• Set task: Reply only with how many lines contain the word "true".

(Dataset items)

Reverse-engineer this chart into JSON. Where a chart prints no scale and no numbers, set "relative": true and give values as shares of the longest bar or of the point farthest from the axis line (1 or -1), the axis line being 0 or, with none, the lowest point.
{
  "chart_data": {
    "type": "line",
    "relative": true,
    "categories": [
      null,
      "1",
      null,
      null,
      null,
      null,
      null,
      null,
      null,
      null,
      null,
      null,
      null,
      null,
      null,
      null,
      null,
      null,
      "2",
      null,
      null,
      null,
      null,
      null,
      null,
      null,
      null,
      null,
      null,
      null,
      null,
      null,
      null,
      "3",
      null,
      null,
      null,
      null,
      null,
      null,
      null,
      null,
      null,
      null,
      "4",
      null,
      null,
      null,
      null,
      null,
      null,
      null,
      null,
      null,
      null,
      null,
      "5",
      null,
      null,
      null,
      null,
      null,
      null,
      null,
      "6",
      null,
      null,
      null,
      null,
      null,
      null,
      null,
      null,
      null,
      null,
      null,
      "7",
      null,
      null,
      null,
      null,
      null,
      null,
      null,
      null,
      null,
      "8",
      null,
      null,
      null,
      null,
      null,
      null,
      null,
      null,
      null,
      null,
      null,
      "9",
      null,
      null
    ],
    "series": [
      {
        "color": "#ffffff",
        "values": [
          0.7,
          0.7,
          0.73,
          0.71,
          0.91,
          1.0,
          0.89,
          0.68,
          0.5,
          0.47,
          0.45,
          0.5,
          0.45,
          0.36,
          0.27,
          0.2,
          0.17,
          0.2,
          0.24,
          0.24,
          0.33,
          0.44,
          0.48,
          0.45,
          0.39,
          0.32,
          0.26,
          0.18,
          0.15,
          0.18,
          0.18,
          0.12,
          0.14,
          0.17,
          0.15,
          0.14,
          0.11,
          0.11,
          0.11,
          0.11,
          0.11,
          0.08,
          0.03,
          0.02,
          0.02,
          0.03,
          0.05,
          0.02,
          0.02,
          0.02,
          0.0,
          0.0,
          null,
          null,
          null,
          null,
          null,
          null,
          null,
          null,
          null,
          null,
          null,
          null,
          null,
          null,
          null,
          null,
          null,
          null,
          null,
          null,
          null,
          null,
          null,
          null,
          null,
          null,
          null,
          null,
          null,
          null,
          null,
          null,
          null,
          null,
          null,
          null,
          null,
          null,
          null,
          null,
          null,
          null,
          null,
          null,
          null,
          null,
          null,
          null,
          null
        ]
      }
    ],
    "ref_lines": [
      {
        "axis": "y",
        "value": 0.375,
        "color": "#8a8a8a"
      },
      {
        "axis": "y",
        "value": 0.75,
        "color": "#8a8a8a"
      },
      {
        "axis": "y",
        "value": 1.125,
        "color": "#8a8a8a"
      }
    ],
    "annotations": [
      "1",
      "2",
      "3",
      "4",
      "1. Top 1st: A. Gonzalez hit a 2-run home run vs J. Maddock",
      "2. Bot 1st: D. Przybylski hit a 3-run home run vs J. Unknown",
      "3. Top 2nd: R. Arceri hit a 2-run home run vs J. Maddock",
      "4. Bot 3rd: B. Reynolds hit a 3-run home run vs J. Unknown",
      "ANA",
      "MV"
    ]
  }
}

• The result: 2